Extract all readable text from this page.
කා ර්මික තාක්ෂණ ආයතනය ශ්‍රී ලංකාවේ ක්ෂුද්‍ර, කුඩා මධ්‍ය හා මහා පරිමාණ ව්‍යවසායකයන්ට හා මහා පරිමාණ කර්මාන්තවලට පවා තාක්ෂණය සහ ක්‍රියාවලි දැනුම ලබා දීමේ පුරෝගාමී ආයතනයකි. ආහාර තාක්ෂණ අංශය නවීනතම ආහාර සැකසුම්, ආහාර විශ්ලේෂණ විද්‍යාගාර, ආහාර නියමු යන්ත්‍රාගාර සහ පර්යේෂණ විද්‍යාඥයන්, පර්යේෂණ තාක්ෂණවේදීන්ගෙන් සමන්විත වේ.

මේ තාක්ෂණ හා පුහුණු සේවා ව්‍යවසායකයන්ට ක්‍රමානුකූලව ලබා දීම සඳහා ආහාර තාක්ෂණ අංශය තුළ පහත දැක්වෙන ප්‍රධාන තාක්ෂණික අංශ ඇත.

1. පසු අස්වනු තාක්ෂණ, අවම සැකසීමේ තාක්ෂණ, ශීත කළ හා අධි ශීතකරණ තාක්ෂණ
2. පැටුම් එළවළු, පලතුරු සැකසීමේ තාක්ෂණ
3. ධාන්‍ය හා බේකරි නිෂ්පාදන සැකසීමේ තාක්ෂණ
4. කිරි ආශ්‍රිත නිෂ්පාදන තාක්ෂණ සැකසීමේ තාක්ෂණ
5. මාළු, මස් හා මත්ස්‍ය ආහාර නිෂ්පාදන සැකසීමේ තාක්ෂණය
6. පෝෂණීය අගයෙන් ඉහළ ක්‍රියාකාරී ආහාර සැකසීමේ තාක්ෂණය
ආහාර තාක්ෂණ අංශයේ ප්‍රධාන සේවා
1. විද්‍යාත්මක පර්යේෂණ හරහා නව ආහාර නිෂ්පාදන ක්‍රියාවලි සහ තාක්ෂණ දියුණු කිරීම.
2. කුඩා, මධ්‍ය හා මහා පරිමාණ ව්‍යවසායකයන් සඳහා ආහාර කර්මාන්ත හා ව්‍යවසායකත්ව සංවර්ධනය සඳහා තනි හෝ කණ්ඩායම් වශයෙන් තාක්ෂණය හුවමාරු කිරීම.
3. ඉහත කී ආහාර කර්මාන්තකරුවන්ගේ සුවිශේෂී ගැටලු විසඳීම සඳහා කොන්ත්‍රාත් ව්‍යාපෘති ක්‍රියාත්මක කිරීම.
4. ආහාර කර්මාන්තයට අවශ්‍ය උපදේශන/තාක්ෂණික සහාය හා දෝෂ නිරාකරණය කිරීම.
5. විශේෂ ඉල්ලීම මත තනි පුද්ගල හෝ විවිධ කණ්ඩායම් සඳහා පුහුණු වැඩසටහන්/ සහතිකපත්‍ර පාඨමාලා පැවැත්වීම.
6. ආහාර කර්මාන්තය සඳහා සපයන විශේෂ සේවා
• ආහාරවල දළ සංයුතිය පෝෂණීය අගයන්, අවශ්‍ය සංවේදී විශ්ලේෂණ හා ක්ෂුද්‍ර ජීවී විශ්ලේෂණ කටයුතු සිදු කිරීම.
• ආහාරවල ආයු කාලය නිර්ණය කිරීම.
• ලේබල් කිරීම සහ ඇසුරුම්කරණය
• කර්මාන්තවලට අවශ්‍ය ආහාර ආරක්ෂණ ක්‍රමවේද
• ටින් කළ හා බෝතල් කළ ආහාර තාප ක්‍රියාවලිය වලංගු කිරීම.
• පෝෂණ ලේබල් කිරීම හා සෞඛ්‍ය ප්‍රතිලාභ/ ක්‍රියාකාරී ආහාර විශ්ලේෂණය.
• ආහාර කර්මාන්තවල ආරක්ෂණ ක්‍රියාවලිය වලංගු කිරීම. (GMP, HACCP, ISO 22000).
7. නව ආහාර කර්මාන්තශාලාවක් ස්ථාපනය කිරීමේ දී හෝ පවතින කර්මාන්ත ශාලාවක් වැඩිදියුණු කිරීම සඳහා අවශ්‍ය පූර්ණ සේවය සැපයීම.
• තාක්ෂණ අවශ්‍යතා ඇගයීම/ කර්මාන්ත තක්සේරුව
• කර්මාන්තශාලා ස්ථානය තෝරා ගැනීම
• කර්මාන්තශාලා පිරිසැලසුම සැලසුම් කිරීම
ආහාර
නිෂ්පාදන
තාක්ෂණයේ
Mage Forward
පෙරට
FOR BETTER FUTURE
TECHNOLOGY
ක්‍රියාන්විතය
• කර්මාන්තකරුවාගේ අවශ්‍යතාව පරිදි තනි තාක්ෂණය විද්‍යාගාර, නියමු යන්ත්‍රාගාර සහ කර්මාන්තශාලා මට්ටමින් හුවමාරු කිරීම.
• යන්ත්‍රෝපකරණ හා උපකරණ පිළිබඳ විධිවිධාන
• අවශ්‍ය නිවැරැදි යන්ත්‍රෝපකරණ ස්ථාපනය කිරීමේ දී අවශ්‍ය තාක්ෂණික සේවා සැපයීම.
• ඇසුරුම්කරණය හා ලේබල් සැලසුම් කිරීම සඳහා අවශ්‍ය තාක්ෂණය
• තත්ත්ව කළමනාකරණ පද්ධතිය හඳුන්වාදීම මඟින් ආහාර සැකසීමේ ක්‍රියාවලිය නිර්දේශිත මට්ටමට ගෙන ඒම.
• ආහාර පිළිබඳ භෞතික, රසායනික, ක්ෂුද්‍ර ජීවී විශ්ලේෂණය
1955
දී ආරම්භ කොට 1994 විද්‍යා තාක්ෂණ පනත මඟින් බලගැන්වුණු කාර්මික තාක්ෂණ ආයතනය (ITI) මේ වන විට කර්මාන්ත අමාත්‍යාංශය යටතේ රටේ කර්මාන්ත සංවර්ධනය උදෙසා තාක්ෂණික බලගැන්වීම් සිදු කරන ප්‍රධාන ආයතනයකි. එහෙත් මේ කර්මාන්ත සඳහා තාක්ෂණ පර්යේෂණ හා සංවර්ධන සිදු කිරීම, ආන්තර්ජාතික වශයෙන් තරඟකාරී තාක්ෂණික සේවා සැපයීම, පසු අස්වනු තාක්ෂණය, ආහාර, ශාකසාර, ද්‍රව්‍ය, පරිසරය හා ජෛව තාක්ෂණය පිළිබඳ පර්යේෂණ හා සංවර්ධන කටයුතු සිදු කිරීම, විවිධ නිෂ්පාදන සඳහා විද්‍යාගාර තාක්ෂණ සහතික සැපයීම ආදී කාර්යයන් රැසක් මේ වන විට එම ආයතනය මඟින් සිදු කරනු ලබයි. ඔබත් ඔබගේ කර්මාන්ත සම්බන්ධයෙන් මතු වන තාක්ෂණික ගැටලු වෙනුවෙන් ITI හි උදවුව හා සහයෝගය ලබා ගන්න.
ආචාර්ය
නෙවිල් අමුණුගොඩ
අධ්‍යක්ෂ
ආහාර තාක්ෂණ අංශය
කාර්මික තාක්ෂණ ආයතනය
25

==

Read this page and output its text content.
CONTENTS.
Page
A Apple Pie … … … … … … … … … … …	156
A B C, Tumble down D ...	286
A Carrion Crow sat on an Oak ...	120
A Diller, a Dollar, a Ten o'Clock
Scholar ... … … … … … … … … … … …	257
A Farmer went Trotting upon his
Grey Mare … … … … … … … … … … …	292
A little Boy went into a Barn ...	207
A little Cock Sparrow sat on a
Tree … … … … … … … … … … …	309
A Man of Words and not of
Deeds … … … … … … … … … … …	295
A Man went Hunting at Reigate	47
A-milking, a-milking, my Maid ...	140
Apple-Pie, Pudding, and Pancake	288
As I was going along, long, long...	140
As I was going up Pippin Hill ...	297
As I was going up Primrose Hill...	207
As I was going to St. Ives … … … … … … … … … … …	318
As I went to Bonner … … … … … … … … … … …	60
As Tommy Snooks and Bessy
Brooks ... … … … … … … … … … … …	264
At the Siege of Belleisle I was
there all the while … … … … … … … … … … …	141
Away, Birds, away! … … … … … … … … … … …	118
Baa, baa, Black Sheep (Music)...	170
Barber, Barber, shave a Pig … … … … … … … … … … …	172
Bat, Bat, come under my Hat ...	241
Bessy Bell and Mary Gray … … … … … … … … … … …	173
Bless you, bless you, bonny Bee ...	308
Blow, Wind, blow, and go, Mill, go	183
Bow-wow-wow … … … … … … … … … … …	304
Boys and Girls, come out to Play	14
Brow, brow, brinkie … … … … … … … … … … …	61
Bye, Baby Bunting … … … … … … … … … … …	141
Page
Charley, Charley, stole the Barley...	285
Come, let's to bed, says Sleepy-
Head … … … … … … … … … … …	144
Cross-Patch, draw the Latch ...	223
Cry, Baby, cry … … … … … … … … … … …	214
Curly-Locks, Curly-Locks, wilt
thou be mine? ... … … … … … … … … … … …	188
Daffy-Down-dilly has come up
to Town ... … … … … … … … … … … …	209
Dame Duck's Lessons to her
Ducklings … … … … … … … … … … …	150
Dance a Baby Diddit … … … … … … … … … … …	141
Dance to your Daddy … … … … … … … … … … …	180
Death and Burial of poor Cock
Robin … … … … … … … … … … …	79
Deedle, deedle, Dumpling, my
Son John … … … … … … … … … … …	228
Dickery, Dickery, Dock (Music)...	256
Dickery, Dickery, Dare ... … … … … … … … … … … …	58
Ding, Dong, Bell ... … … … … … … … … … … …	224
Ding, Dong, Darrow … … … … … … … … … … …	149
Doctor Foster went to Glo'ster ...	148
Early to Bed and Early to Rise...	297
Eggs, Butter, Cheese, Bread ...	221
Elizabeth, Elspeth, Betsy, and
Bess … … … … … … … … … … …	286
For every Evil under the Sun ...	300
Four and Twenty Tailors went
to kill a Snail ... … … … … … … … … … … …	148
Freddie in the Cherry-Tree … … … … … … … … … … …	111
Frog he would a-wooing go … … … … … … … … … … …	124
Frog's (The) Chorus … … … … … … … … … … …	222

* _Aim_: List the lines that contain the word "going".

* _Output below_:
As I was going along, long, long...	140
As I was going up Pippin Hill ...	297
As I was going up Primrose Hill...	207
As I was going to St. Ives … … … … … … … … … … …	318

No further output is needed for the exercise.